** Begin Dataset records **
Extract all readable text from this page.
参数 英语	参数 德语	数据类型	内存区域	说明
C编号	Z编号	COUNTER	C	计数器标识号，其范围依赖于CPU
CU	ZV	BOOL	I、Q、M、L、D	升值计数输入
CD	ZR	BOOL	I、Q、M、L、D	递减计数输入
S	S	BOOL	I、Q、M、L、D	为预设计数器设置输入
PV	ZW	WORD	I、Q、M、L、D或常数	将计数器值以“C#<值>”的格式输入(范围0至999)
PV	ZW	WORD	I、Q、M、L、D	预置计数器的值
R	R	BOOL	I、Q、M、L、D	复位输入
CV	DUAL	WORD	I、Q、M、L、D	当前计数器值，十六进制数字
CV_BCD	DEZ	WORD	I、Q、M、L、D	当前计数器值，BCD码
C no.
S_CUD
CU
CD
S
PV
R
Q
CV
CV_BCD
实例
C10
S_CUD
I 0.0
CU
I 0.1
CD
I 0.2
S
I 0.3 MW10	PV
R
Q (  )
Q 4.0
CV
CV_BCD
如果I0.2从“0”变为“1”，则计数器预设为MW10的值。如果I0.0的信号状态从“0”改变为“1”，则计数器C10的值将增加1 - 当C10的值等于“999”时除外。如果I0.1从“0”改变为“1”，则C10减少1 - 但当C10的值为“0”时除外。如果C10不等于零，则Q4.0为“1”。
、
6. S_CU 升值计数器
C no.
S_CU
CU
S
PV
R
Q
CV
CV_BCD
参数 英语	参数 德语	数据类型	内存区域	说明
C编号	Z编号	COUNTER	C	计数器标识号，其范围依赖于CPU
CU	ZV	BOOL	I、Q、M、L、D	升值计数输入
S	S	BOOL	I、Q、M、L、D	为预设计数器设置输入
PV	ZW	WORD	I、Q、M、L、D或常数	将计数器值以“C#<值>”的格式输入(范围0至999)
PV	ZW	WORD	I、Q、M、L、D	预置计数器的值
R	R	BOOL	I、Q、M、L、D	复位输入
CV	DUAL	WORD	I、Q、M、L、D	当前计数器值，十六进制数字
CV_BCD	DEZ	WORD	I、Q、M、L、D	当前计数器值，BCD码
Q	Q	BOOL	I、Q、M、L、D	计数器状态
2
** End Dataset records **
Objective.
Repeat every line of the material exactly as given.

Exercise response.
Extract all readable text from this page.
参数 英语	参数 德语	数据类型	内存区域	说明
C编号	Z编号	COUNTER	C	计数器标识号，其范围依赖于CPU
CU	ZV	BOOL	I、Q、M、L、D	升值计数输入
CD	ZR	BOOL	I、Q、M、L、D	递减计数输入
S	S	BOOL	I、Q、M、L、D	为预设计数器设置输入
PV	ZW	WORD	I、Q、M、L、D或常数	将计数器值以“C#<值>”的格式输入(范围0至999)
PV	ZW	WORD	I、Q、M、L、D	预置计数器的值
R	R	BOOL	I、Q、M、L、D	复位输入
CV	DUAL	WORD	I、Q、M、L、D	当前计数器值，十六进制数字
CV_BCD	DEZ	WORD	I、Q、M、L、D	当前计数器值，BCD码
C no.
S_CUD
CU
CD
S
PV
R
Q
CV
CV_BCD
实例
C10
S_CUD
I 0.0
CU
I 0.1
CD
I 0.2
S
I 0.3 MW10	PV
R
Q (  )
Q 4.0
CV
CV_BCD
如果I0.2从“0”变为“1”，则计数器预设为MW10的值。如果I0.0的信号状态从“0”改变为“1”，则计数器C10的值将增加1 - 当C10的值等于“999”时除外。如果I0.1从“0”改变为“1”，则C10减少1 - 但当C10的值为“0”时除外。如果C10不等于零，则Q4.0为“1”。
、
6. S_CU 升值计数器
C no.
S_CU
CU
S
PV
R
Q
CV
CV_BCD
参数 英语	参数 德语	数据类型	内存区域	说明
C编号	Z编号	COUNTER	C	计数器标识号，其范围依赖于CPU
CU	ZV	BOOL	I、Q、M、L、D	升值计数输入
S	S	BOOL	I、Q、M、L、D	为预设计数器设置输入
PV	ZW	WORD	I、Q、M、L、D或常数	将计数器值以“C#<值>”的格式输入(范围0至999)
PV	ZW	WORD	I、Q、M、L、D	预置计数器的值
R	R	BOOL	I、Q、M、L、D	复位输入
CV	DUAL	WORD	I、Q、M、L、D	当前计数器值，十六进制数字
CV_BCD	DEZ	WORD	I、Q、M、L、D	当前计数器值，BCD码
Q	Q	BOOL	I、Q、M、L、D	计数器状态
2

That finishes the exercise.